• _Records for processing_
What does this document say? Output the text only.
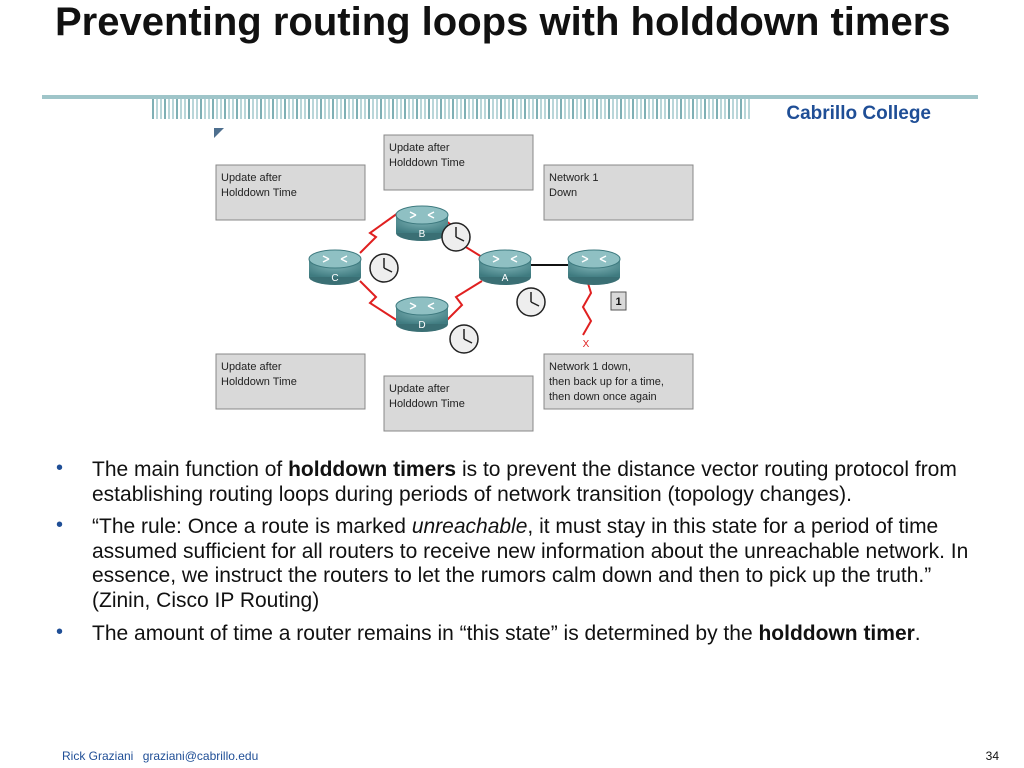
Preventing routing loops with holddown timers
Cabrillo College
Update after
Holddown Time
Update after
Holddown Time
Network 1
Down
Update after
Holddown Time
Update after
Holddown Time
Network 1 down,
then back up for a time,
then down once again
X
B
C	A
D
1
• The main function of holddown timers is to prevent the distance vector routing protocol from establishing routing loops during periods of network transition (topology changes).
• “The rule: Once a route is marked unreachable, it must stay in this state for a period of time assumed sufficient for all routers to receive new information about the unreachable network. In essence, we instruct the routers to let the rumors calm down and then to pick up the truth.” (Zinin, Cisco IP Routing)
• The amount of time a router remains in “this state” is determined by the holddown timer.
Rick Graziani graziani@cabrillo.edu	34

• _To do_
Transcribe the complete set of entries verbatim. No pictures belong in the copy.

• _Result below_
What does this document say? Output the text only.
Preventing routing loops with holddown timers
Cabrillo College
Update after
Holddown Time
Update after
Holddown Time
Network 1
Down
Update after
Holddown Time
Update after
Holddown Time
Network 1 down,
then back up for a time,
then down once again
X
B
C	A
D
1
• The main function of holddown timers is to prevent the distance vector routing protocol from establishing routing loops during periods of network transition (topology changes).
• “The rule: Once a route is marked unreachable, it must stay in this state for a period of time assumed sufficient for all routers to receive new information about the unreachable network. In essence, we instruct the routers to let the rumors calm down and then to pick up the truth.” (Zinin, Cisco IP Routing)
• The amount of time a router remains in “this state” is determined by the holddown timer.
Rick Graziani graziani@cabrillo.edu	34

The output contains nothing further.